** Start of Listed entries **
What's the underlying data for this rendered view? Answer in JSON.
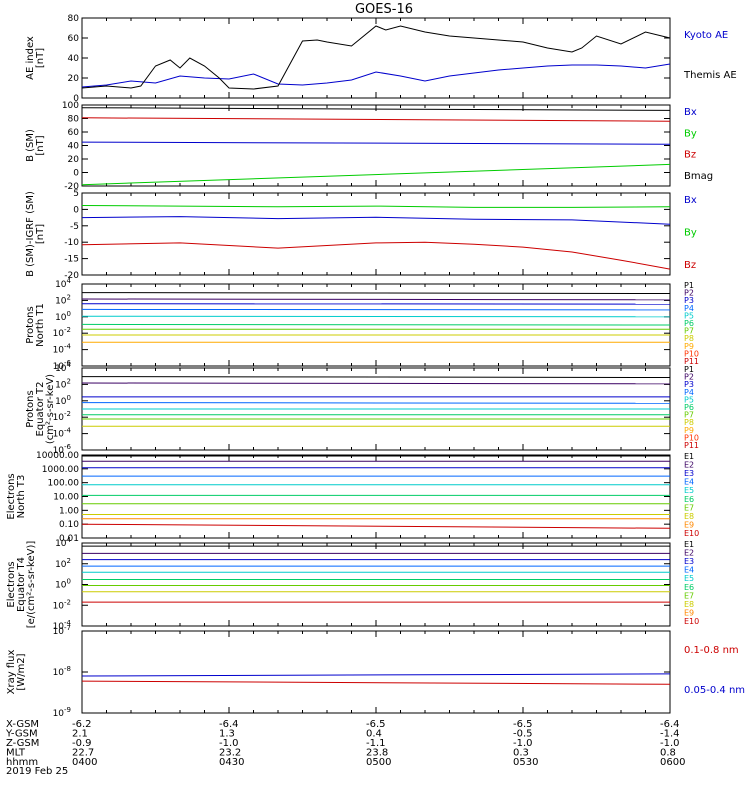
{
  "title": "GOES-16",
  "chart_data": [
    {
      "type": "line",
      "panel": "ae",
      "ylabel": [
        "AE index",
        "[nT]"
      ],
      "ylim": [
        0,
        80
      ],
      "yticks": [
        "0",
        "20",
        "40",
        "60",
        "80"
      ],
      "series": [
        {
          "name": "Kyoto AE",
          "color": "#0000cc",
          "x": [
            0,
            5,
            10,
            15,
            20,
            25,
            30,
            35,
            40,
            45,
            50,
            55,
            60,
            65,
            70,
            75,
            80,
            85,
            90,
            95,
            100,
            105,
            110,
            115,
            120
          ],
          "values": [
            11,
            13,
            17,
            15,
            22,
            20,
            19,
            24,
            14,
            13,
            15,
            18,
            26,
            22,
            17,
            22,
            25,
            28,
            30,
            32,
            33,
            33,
            32,
            30,
            34
          ]
        },
        {
          "name": "Themis AE",
          "color": "#000000",
          "x": [
            0,
            5,
            10,
            12,
            15,
            18,
            20,
            22,
            25,
            28,
            30,
            35,
            40,
            45,
            48,
            50,
            55,
            60,
            62,
            65,
            70,
            75,
            80,
            85,
            90,
            95,
            100,
            102,
            105,
            110,
            115,
            120
          ],
          "values": [
            10,
            12,
            10,
            12,
            32,
            38,
            30,
            40,
            32,
            20,
            10,
            9,
            12,
            57,
            58,
            56,
            52,
            72,
            68,
            72,
            66,
            62,
            60,
            58,
            56,
            50,
            46,
            50,
            62,
            54,
            66,
            60
          ]
        }
      ]
    },
    {
      "type": "line",
      "panel": "b_sm",
      "ylabel": [
        "B (SM)",
        "[nT]"
      ],
      "ylim": [
        -20,
        100
      ],
      "yticks": [
        "-20",
        "0",
        "20",
        "40",
        "60",
        "80",
        "100"
      ],
      "series": [
        {
          "name": "Bx",
          "color": "#0000cc",
          "x": [
            0,
            120
          ],
          "values": [
            45,
            42
          ]
        },
        {
          "name": "By",
          "color": "#00cc00",
          "x": [
            0,
            120
          ],
          "values": [
            -18,
            12
          ]
        },
        {
          "name": "Bz",
          "color": "#cc0000",
          "x": [
            0,
            120
          ],
          "values": [
            81,
            76
          ]
        },
        {
          "name": "Bmag",
          "color": "#000000",
          "x": [
            0,
            120
          ],
          "values": [
            96,
            92
          ]
        }
      ]
    },
    {
      "type": "line",
      "panel": "b_igrf",
      "ylabel": [
        "B (SM)-IGRF (SM)",
        "[nT]"
      ],
      "ylim": [
        -20,
        5
      ],
      "yticks": [
        "-20",
        "-15",
        "-10",
        "-5",
        "0",
        "5"
      ],
      "series": [
        {
          "name": "Bx",
          "color": "#0000cc",
          "x": [
            0,
            20,
            40,
            60,
            80,
            100,
            120
          ],
          "values": [
            -2.5,
            -2.2,
            -2.8,
            -2.4,
            -3.0,
            -3.2,
            -4.5
          ]
        },
        {
          "name": "By",
          "color": "#00cc00",
          "x": [
            0,
            20,
            40,
            60,
            80,
            100,
            120
          ],
          "values": [
            1.2,
            1.0,
            0.8,
            1.0,
            0.6,
            0.6,
            0.8
          ]
        },
        {
          "name": "Bz",
          "color": "#cc0000",
          "x": [
            0,
            20,
            40,
            60,
            70,
            80,
            90,
            100,
            110,
            120
          ],
          "values": [
            -10.8,
            -10.2,
            -11.8,
            -10.2,
            -10.0,
            -10.6,
            -11.5,
            -13.0,
            -15.5,
            -18.2
          ]
        }
      ]
    },
    {
      "type": "line",
      "panel": "protons_t1",
      "ylabel": [
        "Protons",
        "North T1"
      ],
      "yscale": "log",
      "ylim": [
        1e-06,
        10000
      ],
      "yticks": [
        "10^-6",
        "10^-4",
        "10^-2",
        "10^0",
        "10^2",
        "10^4"
      ],
      "series": [
        {
          "name": "P1",
          "color": "#000000",
          "values": [
            900,
            700
          ]
        },
        {
          "name": "P2",
          "color": "#3a0063",
          "values": [
            150,
            120
          ]
        },
        {
          "name": "P3",
          "color": "#0000cc",
          "values": [
            40,
            35
          ]
        },
        {
          "name": "P4",
          "color": "#0066ff",
          "values": [
            8,
            7
          ]
        },
        {
          "name": "P5",
          "color": "#00cccc",
          "values": [
            1.2,
            1.0
          ]
        },
        {
          "name": "P6",
          "color": "#00cc66",
          "values": [
            0.12,
            0.1
          ]
        },
        {
          "name": "P7",
          "color": "#66cc00",
          "values": [
            0.03,
            0.03
          ]
        },
        {
          "name": "P8",
          "color": "#cccc00",
          "values": [
            0.006,
            0.006
          ]
        },
        {
          "name": "P9",
          "color": "#ffaa00",
          "values": [
            0.0008,
            0.0008
          ]
        },
        {
          "name": "P10",
          "color": "#ff3300",
          "values": []
        },
        {
          "name": "P11",
          "color": "#cc0000",
          "values": []
        }
      ]
    },
    {
      "type": "line",
      "panel": "protons_t2",
      "ylabel": [
        "Protons",
        "Equator T2",
        "(cm²-s-sr-keV)"
      ],
      "yscale": "log",
      "ylim": [
        1e-06,
        10000
      ],
      "yticks": [
        "10^-6",
        "10^-4",
        "10^-2",
        "10^0",
        "10^2",
        "10^4"
      ],
      "series": [
        {
          "name": "P1",
          "color": "#000000",
          "values": [
            900,
            700
          ]
        },
        {
          "name": "P2",
          "color": "#3a0063",
          "values": [
            150,
            120
          ]
        },
        {
          "name": "P3",
          "color": "#0000cc",
          "values": [
            3,
            3
          ]
        },
        {
          "name": "P4",
          "color": "#0066ff",
          "values": [
            0.6,
            0.5
          ]
        },
        {
          "name": "P5",
          "color": "#00cccc",
          "values": [
            0.1,
            0.1
          ]
        },
        {
          "name": "P6",
          "color": "#00cc66",
          "values": [
            0.02,
            0.02
          ]
        },
        {
          "name": "P7",
          "color": "#66cc00",
          "values": [
            0.006,
            0.006
          ]
        },
        {
          "name": "P8",
          "color": "#cccc00",
          "values": [
            0.0008,
            0.0008
          ]
        },
        {
          "name": "P9",
          "color": "#ffaa00",
          "values": []
        },
        {
          "name": "P10",
          "color": "#ff3300",
          "values": []
        },
        {
          "name": "P11",
          "color": "#cc0000",
          "values": []
        }
      ]
    },
    {
      "type": "line",
      "panel": "electrons_t3",
      "ylabel": [
        "Electrons",
        "North T3"
      ],
      "yscale": "log",
      "ylim": [
        0.01,
        10000
      ],
      "yticks": [
        "0.01",
        "0.10",
        "1.00",
        "10.00",
        "100.00",
        "1000.00",
        "10000.00"
      ],
      "series": [
        {
          "name": "E1",
          "color": "#000000",
          "values": [
            10000,
            10000
          ]
        },
        {
          "name": "E2",
          "color": "#3a0063",
          "values": [
            3500,
            3500
          ]
        },
        {
          "name": "E3",
          "color": "#0000cc",
          "values": [
            1200,
            1200
          ]
        },
        {
          "name": "E4",
          "color": "#0066ff",
          "values": [
            300,
            300
          ]
        },
        {
          "name": "E5",
          "color": "#00cccc",
          "values": [
            70,
            70
          ]
        },
        {
          "name": "E6",
          "color": "#00cc66",
          "values": [
            12,
            12
          ]
        },
        {
          "name": "E7",
          "color": "#66cc00",
          "values": [
            3,
            3
          ]
        },
        {
          "name": "E8",
          "color": "#cccc00",
          "values": [
            0.5,
            0.5
          ]
        },
        {
          "name": "E9",
          "color": "#ff8800",
          "values": [
            0.25,
            0.25
          ]
        },
        {
          "name": "E10",
          "color": "#cc0000",
          "values": [
            0.1,
            0.05
          ]
        }
      ]
    },
    {
      "type": "line",
      "panel": "electrons_t4",
      "ylabel": [
        "Electrons",
        "Equator T4",
        "[e/(cm²-s-sr-keV)]"
      ],
      "yscale": "log",
      "ylim": [
        0.0001,
        10000
      ],
      "yticks": [
        "10^-4",
        "10^-2",
        "10^0",
        "10^2",
        "10^4"
      ],
      "series": [
        {
          "name": "E1",
          "color": "#000000",
          "values": [
            5000,
            5000
          ]
        },
        {
          "name": "E2",
          "color": "#3a0063",
          "values": [
            1000,
            1000
          ]
        },
        {
          "name": "E3",
          "color": "#0000cc",
          "values": [
            250,
            250
          ]
        },
        {
          "name": "E4",
          "color": "#0066ff",
          "values": [
            60,
            60
          ]
        },
        {
          "name": "E5",
          "color": "#00cccc",
          "values": [
            15,
            15
          ]
        },
        {
          "name": "E6",
          "color": "#00cc66",
          "values": [
            3,
            3
          ]
        },
        {
          "name": "E7",
          "color": "#66cc00",
          "values": [
            0.8,
            0.8
          ]
        },
        {
          "name": "E8",
          "color": "#cccc00",
          "values": [
            0.2,
            0.2
          ]
        },
        {
          "name": "E9",
          "color": "#ff8800",
          "values": []
        },
        {
          "name": "E10",
          "color": "#cc0000",
          "values": [
            0.02,
            0.02
          ]
        }
      ]
    },
    {
      "type": "line",
      "panel": "xray",
      "ylabel": [
        "Xray flux",
        "[W/m2]"
      ],
      "yscale": "log",
      "ylim": [
        1e-09,
        1e-07
      ],
      "yticks": [
        "10^-9",
        "10^-8",
        "10^-7"
      ],
      "series": [
        {
          "name": "0.1-0.8 nm",
          "color": "#cc0000",
          "values": [
            6e-09,
            5e-09
          ]
        },
        {
          "name": "0.05-0.4 nm",
          "color": "#0000cc",
          "values": [
            8e-09,
            9e-09
          ]
        }
      ]
    }
  ],
  "axis_rows": [
    {
      "label": "X-GSM",
      "values": [
        "-6.2",
        "-6.4",
        "-6.5",
        "-6.5",
        "-6.4"
      ]
    },
    {
      "label": "Y-GSM",
      "values": [
        "2.1",
        "1.3",
        "0.4",
        "-0.5",
        "-1.4"
      ]
    },
    {
      "label": "Z-GSM",
      "values": [
        "-0.9",
        "-1.0",
        "-1.1",
        "-1.0",
        "-1.0"
      ]
    },
    {
      "label": "MLT",
      "values": [
        "22.7",
        "23.2",
        "23.8",
        "0.3",
        "0.8"
      ]
    },
    {
      "label": "hhmm",
      "values": [
        "0400",
        "0430",
        "0500",
        "0530",
        "0600"
      ]
    }
  ],
  "date_label": "2019 Feb 25"
}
** End of Listed entries **
**What you need to do**. Within the data above, pick out all lines holding the word "panel".

**Result of the task**.
      "panel": "ae",
      "panel": "b_sm",
      "panel": "b_igrf",
      "panel": "protons_t1",
      "panel": "protons_t2",
      "panel": "electrons_t3",
      "panel": "electrons_t4",
      "panel": "xray",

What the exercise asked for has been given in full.